Action item: Wherever "cells" appears in the records below, copy the line that holds it.

[Source records]
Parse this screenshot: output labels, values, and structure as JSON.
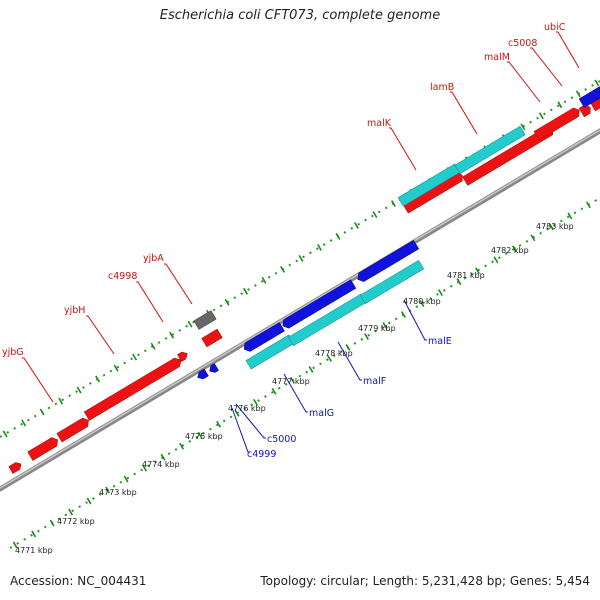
{
  "title": "Escherichia coli CFT073, complete genome",
  "footer": {
    "accession": "Accession: NC_004431",
    "summary": "Topology: circular; Length: 5,231,428 bp; Genes: 5,454"
  },
  "colors": {
    "forward_gene": "#ee1111",
    "reverse_gene": "#1111dd",
    "rna_gene": "#22cccc",
    "other_gene": "#666666",
    "backbone": "#999999",
    "tick": "#229922",
    "label_forward": "#cc1111",
    "label_reverse": "#1111cc"
  },
  "scale_ticks": [
    "4771 kbp",
    "4772 kbp",
    "4773 kbp",
    "4774 kbp",
    "4775 kbp",
    "4776 kbp",
    "4777 kbp",
    "4778 kbp",
    "4779 kbp",
    "4780 kbp",
    "4781 kbp",
    "4782 kbp",
    "4783 kbp"
  ],
  "gene_labels": {
    "forward": [
      "yjbG",
      "yjbH",
      "c4998",
      "yjbA",
      "malK",
      "lamB",
      "malM",
      "c5008",
      "ubiC"
    ],
    "reverse": [
      "c4999",
      "c5000",
      "malG",
      "malF",
      "malE"
    ]
  }
}
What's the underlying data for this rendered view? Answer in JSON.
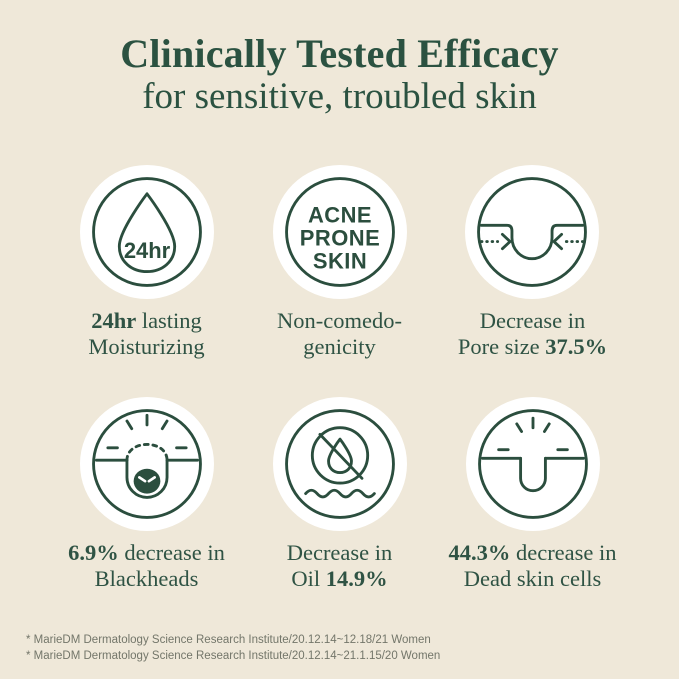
{
  "page": {
    "background_color": "#efe8d9",
    "accent_green": "#2b5241",
    "icon_green": "#2b4e3e",
    "footnote_color": "#73766a"
  },
  "header": {
    "title": "Clinically Tested Efficacy",
    "subtitle": "for sensitive, troubled skin"
  },
  "features": [
    {
      "name": "moisturizing",
      "icon": "water-drop-24hr-icon",
      "icon_label": "24hr",
      "caption": [
        [
          {
            "text": "24hr",
            "bold": true
          },
          {
            "text": " lasting",
            "bold": false
          }
        ],
        [
          {
            "text": "Moisturizing",
            "bold": false
          }
        ]
      ]
    },
    {
      "name": "non-comedogenicity",
      "icon": "acne-prone-skin-icon",
      "icon_lines": [
        "ACNE",
        "PRONE",
        "SKIN"
      ],
      "caption": [
        [
          {
            "text": "Non-comedo-",
            "bold": false
          }
        ],
        [
          {
            "text": "genicity",
            "bold": false
          }
        ]
      ]
    },
    {
      "name": "pore-size",
      "icon": "pore-shrink-icon",
      "caption": [
        [
          {
            "text": "Decrease in",
            "bold": false
          }
        ],
        [
          {
            "text": "Pore size ",
            "bold": false
          },
          {
            "text": "37.5%",
            "bold": true
          }
        ]
      ]
    },
    {
      "name": "blackheads",
      "icon": "blackhead-icon",
      "caption": [
        [
          {
            "text": "6.9%",
            "bold": true
          },
          {
            "text": " decrease in",
            "bold": false
          }
        ],
        [
          {
            "text": "Blackheads",
            "bold": false
          }
        ]
      ]
    },
    {
      "name": "oil",
      "icon": "no-oil-drop-icon",
      "caption": [
        [
          {
            "text": "Decrease in",
            "bold": false
          }
        ],
        [
          {
            "text": "Oil ",
            "bold": false
          },
          {
            "text": "14.9%",
            "bold": true
          }
        ]
      ]
    },
    {
      "name": "dead-skin-cells",
      "icon": "pore-rays-icon",
      "caption": [
        [
          {
            "text": "44.3%",
            "bold": true
          },
          {
            "text": " decrease in",
            "bold": false
          }
        ],
        [
          {
            "text": "Dead skin cells",
            "bold": false
          }
        ]
      ]
    }
  ],
  "footnotes": [
    "* MarieDM Dermatology Science Research Institute/20.12.14~12.18/21 Women",
    "* MarieDM Dermatology Science Research Institute/20.12.14~21.1.15/20 Women"
  ]
}
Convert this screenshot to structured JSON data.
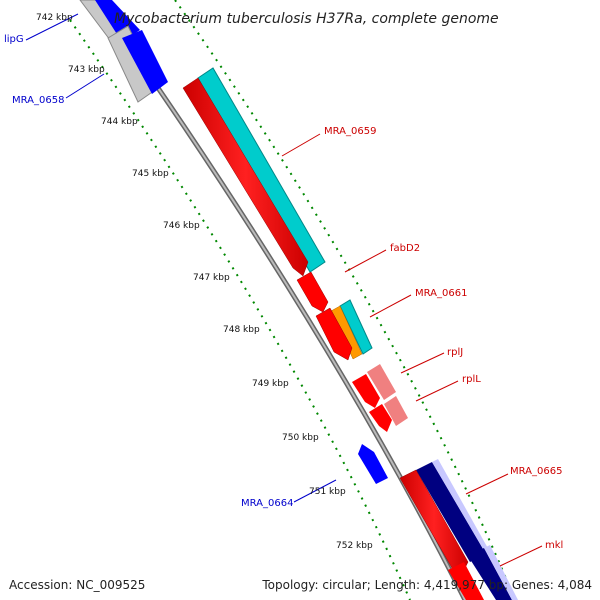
{
  "title": "Mycobacterium tuberculosis H37Ra, complete genome",
  "footer": {
    "accession": "Accession: NC_009525",
    "topology": "Topology: circular; Length: 4,419,977 bp; Genes: 4,084"
  },
  "scale_labels": [
    "742 kbp",
    "743 kbp",
    "744 kbp",
    "745 kbp",
    "746 kbp",
    "747 kbp",
    "748 kbp",
    "749 kbp",
    "750 kbp",
    "751 kbp",
    "752 kbp"
  ],
  "genes": [
    {
      "label": "lipG",
      "strand": "reverse",
      "color": "#0000cc"
    },
    {
      "label": "MRA_0658",
      "strand": "reverse",
      "color": "#0000cc"
    },
    {
      "label": "MRA_0659",
      "strand": "forward",
      "color": "#cc0000"
    },
    {
      "label": "fabD2",
      "strand": "forward",
      "color": "#cc0000"
    },
    {
      "label": "MRA_0661",
      "strand": "forward",
      "color": "#cc0000"
    },
    {
      "label": "rplJ",
      "strand": "forward",
      "color": "#cc0000"
    },
    {
      "label": "rplL",
      "strand": "forward",
      "color": "#cc0000"
    },
    {
      "label": "MRA_0664",
      "strand": "reverse",
      "color": "#0000cc"
    },
    {
      "label": "MRA_0665",
      "strand": "forward",
      "color": "#cc0000"
    },
    {
      "label": "mkl",
      "strand": "forward",
      "color": "#cc0000"
    }
  ],
  "colors": {
    "forward_gene": "#ff0000",
    "reverse_gene": "#0000ff",
    "cds_feature": "#00cccc",
    "dark_feature": "#000080",
    "trna_like": "#ff9900",
    "light_red": "#f08080",
    "backbone": "#888888",
    "tick_green": "#008800"
  }
}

Reply to the task:
      "name": "dead-skin-cells",
            "text": "Dead skin cells",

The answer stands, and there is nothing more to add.